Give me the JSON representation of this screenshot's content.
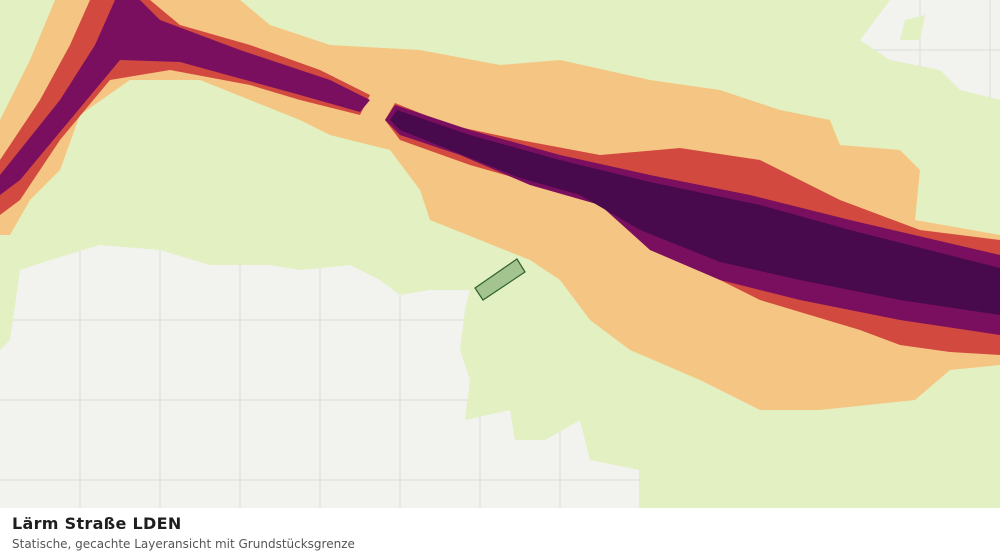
{
  "header": {
    "title": "Lärm Straße LDEN",
    "subtitle": "Statische, gecachte Layeransicht mit Grundstücksgrenze"
  }
}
::::::::::
— What is required —
Print all of the entries word for word. Omit the pictures they contain.

— Exercise result —
Give me the JSON representation of this screenshot's content.
{
  "header": {
    "title": "Lärm Straße LDEN",
    "subtitle": "Statische, gecachte Layeransicht mit Grundstücksgrenze"
  }
}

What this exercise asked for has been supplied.